Coordinate annotation entries
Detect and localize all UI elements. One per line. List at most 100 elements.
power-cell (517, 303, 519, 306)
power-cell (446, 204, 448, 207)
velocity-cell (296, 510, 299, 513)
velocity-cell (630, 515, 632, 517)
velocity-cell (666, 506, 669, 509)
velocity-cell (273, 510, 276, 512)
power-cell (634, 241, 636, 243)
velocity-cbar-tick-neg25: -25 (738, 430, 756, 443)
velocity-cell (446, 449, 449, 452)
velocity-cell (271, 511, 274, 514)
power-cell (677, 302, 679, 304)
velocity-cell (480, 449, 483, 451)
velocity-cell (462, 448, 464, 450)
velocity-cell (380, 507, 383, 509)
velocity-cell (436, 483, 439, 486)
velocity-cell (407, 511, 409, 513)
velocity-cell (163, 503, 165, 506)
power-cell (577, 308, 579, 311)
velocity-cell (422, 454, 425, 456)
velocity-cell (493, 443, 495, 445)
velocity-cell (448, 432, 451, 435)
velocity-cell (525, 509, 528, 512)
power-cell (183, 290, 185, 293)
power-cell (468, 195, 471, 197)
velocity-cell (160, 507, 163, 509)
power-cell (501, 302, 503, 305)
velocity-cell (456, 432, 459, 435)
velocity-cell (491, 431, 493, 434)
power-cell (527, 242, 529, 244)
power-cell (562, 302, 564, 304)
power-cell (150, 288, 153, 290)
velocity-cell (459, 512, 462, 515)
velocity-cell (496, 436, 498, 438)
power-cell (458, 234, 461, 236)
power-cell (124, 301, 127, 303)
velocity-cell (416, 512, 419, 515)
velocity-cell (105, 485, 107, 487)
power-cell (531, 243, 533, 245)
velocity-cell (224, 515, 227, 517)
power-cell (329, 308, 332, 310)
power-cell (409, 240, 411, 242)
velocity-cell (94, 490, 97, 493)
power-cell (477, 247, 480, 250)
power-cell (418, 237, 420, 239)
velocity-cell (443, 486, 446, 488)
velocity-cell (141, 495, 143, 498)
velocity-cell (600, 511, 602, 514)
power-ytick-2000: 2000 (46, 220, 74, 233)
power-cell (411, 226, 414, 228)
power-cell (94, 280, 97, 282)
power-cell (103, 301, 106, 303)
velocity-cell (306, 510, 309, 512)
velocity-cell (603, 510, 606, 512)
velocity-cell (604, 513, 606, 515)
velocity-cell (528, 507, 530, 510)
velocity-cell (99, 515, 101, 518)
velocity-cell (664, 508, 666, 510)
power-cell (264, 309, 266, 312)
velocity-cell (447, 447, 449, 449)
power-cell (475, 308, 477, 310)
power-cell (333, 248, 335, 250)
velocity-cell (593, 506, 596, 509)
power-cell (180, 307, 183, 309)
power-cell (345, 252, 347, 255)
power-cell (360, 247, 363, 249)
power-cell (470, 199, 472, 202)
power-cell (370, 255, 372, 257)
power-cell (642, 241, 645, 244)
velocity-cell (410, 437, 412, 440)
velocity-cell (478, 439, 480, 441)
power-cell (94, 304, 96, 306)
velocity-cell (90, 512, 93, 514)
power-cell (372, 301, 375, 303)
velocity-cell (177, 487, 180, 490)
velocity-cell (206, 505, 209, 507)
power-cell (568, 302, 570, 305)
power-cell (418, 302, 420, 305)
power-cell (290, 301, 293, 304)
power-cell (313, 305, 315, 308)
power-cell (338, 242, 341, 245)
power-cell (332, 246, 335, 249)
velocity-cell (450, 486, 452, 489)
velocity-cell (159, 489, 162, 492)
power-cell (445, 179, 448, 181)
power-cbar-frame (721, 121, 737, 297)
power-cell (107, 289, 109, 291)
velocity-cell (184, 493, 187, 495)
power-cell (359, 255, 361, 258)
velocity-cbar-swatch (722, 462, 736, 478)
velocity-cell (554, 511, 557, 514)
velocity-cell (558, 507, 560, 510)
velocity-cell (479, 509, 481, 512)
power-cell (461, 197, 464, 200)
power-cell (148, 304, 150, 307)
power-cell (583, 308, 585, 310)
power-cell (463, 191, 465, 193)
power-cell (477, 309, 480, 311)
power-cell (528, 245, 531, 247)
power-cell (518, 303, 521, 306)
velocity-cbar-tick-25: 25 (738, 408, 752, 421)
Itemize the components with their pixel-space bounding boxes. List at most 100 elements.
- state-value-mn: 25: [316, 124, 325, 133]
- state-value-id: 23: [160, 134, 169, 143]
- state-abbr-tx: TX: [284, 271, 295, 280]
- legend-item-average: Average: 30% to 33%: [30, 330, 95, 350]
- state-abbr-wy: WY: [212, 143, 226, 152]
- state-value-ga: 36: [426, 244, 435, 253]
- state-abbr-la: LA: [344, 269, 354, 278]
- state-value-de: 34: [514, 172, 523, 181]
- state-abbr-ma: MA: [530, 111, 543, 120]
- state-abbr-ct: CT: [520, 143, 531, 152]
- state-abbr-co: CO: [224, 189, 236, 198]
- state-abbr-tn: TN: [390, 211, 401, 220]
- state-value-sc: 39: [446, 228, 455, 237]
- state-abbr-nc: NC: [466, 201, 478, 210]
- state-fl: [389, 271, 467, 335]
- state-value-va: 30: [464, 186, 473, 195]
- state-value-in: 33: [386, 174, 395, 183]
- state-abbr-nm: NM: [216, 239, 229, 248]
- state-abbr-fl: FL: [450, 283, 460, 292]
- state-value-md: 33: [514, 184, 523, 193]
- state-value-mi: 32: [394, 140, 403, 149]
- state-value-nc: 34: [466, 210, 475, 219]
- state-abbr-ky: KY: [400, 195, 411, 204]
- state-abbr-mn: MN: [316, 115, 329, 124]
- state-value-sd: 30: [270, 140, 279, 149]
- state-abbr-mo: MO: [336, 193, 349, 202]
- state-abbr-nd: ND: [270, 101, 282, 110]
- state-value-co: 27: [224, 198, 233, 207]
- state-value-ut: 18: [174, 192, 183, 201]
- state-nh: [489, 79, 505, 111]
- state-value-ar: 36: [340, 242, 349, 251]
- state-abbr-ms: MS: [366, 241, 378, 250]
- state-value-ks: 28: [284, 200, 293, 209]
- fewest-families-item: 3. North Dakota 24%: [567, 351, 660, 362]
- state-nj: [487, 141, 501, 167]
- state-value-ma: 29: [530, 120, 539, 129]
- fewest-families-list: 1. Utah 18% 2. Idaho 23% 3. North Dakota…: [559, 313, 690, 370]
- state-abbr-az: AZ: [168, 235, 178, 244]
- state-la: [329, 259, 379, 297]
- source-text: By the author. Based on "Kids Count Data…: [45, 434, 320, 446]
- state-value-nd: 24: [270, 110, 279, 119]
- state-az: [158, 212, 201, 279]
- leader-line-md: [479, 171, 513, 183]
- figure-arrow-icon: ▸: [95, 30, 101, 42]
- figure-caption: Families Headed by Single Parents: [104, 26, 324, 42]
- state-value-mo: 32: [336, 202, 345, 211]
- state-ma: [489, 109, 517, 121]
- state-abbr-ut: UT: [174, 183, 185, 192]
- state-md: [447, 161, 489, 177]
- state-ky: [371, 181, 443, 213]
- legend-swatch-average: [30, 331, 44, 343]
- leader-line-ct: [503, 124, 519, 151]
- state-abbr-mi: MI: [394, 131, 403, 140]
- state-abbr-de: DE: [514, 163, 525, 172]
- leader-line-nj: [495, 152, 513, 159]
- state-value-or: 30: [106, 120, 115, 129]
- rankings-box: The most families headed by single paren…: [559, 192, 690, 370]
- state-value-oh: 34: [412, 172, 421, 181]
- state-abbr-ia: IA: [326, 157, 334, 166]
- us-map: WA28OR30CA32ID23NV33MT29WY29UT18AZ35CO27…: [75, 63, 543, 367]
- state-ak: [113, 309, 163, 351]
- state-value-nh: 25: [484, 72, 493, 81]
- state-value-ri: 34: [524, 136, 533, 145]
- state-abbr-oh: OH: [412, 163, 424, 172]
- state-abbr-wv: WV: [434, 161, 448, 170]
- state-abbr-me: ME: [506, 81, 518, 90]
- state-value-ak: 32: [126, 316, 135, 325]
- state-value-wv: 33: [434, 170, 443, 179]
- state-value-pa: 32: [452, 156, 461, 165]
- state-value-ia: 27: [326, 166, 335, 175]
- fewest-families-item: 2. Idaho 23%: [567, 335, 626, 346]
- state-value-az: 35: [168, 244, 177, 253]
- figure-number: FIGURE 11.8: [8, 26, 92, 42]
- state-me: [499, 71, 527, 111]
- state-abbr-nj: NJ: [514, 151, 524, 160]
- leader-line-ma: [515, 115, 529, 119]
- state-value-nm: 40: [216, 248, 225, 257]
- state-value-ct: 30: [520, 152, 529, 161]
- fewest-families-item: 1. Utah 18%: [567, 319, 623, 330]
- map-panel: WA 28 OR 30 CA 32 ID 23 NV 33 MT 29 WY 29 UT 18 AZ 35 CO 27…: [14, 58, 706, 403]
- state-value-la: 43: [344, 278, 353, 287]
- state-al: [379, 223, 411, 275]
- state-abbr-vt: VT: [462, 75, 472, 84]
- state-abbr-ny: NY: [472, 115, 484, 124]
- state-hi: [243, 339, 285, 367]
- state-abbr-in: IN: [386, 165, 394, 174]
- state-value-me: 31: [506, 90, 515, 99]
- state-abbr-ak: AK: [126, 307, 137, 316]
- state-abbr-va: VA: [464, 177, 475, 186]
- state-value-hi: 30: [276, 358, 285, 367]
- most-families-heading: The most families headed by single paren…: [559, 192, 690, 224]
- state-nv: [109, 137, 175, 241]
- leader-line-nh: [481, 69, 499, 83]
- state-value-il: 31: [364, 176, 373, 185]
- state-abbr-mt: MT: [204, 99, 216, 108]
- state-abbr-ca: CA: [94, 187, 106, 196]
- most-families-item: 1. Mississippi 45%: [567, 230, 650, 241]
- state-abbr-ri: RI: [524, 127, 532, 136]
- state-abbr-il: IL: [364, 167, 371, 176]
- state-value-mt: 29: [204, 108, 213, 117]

→ **Instructions to follow**
Copy word for word every line from the start of the entries through the line holding "velocity-cell (436, 483, 439, 486)", including both ends.

→ **Reply**
Detect and localize all UI elements. One per line. List at most 100 elements.
power-cell (517, 303, 519, 306)
power-cell (446, 204, 448, 207)
velocity-cell (296, 510, 299, 513)
velocity-cell (630, 515, 632, 517)
velocity-cell (666, 506, 669, 509)
velocity-cell (273, 510, 276, 512)
power-cell (634, 241, 636, 243)
velocity-cbar-tick-neg25: -25 (738, 430, 756, 443)
velocity-cell (446, 449, 449, 452)
velocity-cell (271, 511, 274, 514)
power-cell (677, 302, 679, 304)
velocity-cell (480, 449, 483, 451)
velocity-cell (462, 448, 464, 450)
velocity-cell (380, 507, 383, 509)
velocity-cell (436, 483, 439, 486)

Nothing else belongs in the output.